» **DATASET ROWS**
# # # # # # #

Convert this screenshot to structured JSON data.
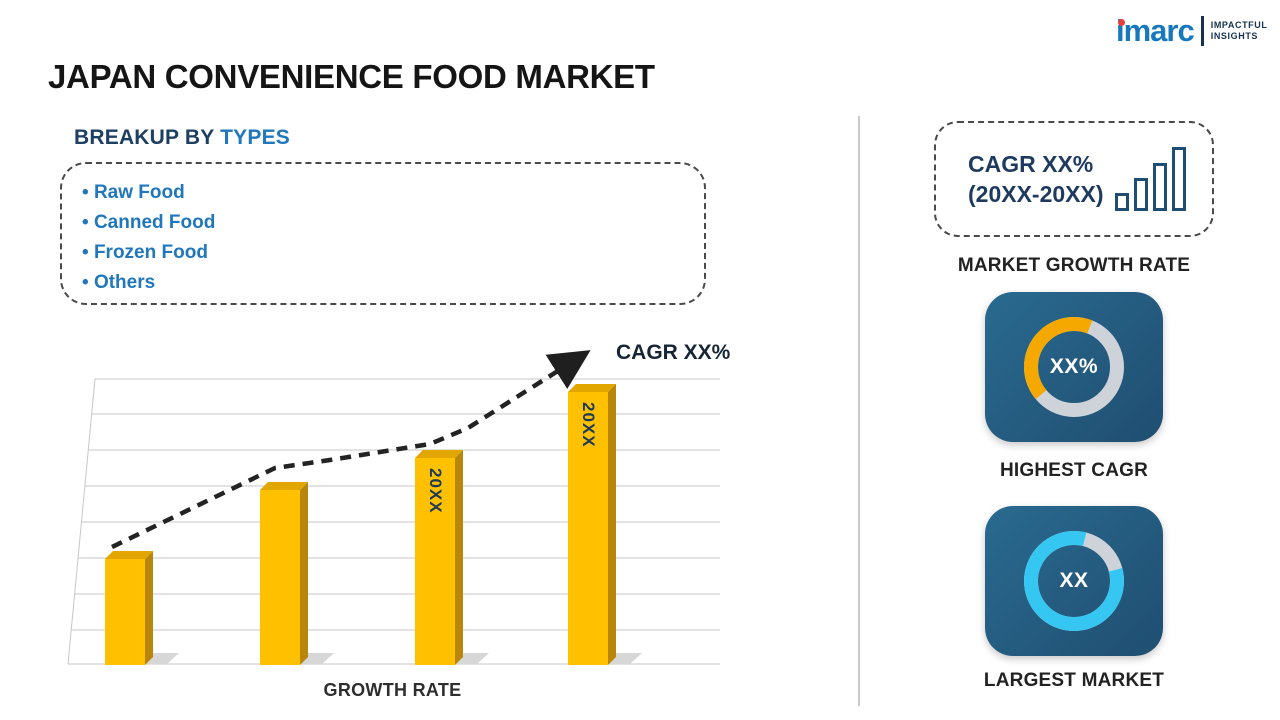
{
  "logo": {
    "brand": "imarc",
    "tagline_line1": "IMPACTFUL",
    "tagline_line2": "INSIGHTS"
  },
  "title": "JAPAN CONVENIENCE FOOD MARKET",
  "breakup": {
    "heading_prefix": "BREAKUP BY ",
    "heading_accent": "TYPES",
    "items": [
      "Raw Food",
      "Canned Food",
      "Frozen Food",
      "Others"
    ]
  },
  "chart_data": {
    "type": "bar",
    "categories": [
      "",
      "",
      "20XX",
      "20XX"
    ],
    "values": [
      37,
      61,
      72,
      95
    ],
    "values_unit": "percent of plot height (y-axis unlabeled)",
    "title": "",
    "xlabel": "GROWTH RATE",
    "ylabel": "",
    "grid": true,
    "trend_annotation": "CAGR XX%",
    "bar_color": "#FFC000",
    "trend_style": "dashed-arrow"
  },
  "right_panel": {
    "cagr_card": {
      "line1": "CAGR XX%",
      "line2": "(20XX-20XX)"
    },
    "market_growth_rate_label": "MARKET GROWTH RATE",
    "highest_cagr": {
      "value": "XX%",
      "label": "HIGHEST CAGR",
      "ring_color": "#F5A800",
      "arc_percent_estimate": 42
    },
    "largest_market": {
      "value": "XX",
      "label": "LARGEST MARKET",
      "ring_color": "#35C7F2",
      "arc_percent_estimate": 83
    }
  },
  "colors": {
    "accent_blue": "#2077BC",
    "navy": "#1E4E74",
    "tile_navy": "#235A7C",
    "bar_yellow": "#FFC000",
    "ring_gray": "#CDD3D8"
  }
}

# # # # # # #

» **WHAT YOU NEED TO DO**
Your copy should hold every record word for word and none of the pictures.

» **IN RESPONSE**
Convert this screenshot to structured JSON data.
{
  "logo": {
    "brand": "imarc",
    "tagline_line1": "IMPACTFUL",
    "tagline_line2": "INSIGHTS"
  },
  "title": "JAPAN CONVENIENCE FOOD MARKET",
  "breakup": {
    "heading_prefix": "BREAKUP BY ",
    "heading_accent": "TYPES",
    "items": [
      "Raw Food",
      "Canned Food",
      "Frozen Food",
      "Others"
    ]
  },
  "chart_data": {
    "type": "bar",
    "categories": [
      "",
      "",
      "20XX",
      "20XX"
    ],
    "values": [
      37,
      61,
      72,
      95
    ],
    "values_unit": "percent of plot height (y-axis unlabeled)",
    "title": "",
    "xlabel": "GROWTH RATE",
    "ylabel": "",
    "grid": true,
    "trend_annotation": "CAGR XX%",
    "bar_color": "#FFC000",
    "trend_style": "dashed-arrow"
  },
  "right_panel": {
    "cagr_card": {
      "line1": "CAGR XX%",
      "line2": "(20XX-20XX)"
    },
    "market_growth_rate_label": "MARKET GROWTH RATE",
    "highest_cagr": {
      "value": "XX%",
      "label": "HIGHEST CAGR",
      "ring_color": "#F5A800",
      "arc_percent_estimate": 42
    },
    "largest_market": {
      "value": "XX",
      "label": "LARGEST MARKET",
      "ring_color": "#35C7F2",
      "arc_percent_estimate": 83
    }
  },
  "colors": {
    "accent_blue": "#2077BC",
    "navy": "#1E4E74",
    "tile_navy": "#235A7C",
    "bar_yellow": "#FFC000",
    "ring_gray": "#CDD3D8"
  }
}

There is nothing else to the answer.